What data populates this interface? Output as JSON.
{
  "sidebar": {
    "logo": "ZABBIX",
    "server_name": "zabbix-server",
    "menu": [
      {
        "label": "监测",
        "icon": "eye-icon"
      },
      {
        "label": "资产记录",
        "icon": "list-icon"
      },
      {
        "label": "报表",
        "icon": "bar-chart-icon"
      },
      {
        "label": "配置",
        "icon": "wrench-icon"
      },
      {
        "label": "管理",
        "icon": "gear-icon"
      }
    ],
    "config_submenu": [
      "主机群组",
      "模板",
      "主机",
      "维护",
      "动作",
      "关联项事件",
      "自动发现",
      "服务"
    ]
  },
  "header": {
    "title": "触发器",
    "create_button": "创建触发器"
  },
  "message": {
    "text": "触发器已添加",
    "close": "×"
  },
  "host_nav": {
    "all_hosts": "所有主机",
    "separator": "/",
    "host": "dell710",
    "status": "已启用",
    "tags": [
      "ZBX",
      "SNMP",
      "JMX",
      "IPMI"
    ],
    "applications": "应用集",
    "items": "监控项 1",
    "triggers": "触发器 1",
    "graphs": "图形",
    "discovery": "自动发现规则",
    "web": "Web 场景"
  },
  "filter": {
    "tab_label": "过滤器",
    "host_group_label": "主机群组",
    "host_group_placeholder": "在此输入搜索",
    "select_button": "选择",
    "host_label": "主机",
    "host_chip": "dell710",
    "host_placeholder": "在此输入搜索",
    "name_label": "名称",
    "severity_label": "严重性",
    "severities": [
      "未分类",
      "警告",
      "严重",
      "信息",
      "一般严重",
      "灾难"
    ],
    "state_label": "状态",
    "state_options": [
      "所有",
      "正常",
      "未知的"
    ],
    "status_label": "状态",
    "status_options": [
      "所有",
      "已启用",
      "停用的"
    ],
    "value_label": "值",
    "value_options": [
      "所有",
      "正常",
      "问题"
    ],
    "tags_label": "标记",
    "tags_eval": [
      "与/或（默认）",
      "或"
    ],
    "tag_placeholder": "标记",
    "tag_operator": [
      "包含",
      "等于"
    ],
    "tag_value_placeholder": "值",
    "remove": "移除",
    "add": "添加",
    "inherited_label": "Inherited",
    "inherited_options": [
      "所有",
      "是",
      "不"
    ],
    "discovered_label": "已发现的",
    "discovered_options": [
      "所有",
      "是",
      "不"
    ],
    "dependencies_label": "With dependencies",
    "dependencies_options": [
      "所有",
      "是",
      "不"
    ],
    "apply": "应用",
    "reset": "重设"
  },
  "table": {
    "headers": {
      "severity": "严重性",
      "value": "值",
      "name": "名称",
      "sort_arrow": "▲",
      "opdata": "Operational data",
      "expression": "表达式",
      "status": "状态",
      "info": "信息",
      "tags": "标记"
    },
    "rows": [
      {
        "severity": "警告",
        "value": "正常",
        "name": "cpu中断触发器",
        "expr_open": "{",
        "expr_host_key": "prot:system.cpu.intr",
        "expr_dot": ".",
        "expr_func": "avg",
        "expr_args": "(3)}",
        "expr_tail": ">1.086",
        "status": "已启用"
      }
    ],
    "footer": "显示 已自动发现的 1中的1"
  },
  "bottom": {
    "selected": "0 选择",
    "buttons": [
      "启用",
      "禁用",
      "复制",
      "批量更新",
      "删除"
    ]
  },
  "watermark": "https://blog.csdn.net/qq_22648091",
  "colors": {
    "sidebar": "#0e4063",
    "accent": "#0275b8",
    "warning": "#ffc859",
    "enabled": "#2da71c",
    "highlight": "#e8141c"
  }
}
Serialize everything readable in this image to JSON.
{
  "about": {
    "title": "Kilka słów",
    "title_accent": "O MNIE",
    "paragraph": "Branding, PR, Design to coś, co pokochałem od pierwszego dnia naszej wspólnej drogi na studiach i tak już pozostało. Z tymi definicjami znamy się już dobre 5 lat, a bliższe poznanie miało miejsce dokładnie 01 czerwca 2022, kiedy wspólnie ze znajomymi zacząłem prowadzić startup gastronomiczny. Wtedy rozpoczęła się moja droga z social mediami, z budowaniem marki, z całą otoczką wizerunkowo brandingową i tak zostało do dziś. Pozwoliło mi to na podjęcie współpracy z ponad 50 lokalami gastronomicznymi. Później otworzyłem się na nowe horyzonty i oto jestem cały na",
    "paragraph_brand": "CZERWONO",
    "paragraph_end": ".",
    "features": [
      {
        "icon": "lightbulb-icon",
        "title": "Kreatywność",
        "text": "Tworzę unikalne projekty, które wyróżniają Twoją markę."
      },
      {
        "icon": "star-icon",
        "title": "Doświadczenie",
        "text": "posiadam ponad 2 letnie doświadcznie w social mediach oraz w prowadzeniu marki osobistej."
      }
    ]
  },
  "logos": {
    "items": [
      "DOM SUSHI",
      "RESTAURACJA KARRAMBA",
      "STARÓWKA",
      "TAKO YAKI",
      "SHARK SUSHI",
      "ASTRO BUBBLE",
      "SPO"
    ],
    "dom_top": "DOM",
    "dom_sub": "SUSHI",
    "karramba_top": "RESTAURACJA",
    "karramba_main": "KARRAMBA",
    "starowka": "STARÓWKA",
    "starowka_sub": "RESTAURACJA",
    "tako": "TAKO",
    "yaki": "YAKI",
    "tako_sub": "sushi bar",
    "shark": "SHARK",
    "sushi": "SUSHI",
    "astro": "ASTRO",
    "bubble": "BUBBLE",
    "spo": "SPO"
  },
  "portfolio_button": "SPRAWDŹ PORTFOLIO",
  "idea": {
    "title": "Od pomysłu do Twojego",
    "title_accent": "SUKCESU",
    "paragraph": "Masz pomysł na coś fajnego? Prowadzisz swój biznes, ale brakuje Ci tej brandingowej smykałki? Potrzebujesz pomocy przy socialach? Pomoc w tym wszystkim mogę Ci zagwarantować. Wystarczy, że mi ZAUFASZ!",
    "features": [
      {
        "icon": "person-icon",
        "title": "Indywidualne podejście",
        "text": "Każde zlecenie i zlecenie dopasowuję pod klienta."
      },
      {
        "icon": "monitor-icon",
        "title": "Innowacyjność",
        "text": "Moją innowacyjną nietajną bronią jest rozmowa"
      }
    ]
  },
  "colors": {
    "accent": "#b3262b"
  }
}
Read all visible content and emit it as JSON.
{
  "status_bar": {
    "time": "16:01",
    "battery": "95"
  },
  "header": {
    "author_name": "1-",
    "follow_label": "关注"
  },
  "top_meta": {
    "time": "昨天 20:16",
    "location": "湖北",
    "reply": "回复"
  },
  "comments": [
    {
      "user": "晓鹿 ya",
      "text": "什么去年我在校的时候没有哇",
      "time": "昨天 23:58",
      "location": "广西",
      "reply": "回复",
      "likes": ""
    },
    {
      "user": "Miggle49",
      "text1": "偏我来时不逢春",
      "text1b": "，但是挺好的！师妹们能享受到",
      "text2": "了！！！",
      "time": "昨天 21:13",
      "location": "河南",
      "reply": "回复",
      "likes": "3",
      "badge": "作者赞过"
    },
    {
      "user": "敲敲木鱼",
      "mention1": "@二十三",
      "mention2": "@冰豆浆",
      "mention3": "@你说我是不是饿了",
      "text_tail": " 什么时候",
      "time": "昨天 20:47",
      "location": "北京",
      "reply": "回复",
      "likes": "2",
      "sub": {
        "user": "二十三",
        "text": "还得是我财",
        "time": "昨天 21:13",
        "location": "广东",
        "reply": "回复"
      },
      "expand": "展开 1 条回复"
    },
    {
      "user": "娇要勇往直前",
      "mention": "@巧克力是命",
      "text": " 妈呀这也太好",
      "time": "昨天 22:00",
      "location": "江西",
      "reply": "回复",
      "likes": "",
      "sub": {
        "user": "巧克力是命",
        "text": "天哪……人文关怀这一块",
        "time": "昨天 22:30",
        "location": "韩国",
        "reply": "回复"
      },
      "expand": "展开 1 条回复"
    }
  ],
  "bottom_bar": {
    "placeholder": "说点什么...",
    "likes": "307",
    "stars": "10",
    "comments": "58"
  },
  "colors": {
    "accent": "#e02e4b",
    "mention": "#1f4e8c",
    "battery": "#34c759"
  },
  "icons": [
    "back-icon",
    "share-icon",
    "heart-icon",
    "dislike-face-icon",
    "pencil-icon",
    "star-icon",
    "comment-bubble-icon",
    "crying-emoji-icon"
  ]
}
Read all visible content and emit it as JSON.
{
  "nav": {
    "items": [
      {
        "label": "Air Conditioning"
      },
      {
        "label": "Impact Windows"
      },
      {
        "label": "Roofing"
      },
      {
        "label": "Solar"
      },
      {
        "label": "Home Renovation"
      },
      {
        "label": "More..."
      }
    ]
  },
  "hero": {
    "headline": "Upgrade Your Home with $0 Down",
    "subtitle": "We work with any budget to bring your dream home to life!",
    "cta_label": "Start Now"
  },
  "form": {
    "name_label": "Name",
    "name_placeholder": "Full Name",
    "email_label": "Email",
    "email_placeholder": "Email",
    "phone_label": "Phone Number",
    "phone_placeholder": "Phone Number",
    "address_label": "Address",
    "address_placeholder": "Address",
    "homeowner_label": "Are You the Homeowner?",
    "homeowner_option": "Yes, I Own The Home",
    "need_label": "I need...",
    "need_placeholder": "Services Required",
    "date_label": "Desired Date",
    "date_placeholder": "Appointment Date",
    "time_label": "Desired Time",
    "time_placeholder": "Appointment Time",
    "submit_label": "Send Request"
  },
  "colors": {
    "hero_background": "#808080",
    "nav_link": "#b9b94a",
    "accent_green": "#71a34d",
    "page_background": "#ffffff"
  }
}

******

Given exercise> Go through the data and gather every line that holds "Address".

The output>
    "address_label": "Address",
    "address_placeholder": "Address",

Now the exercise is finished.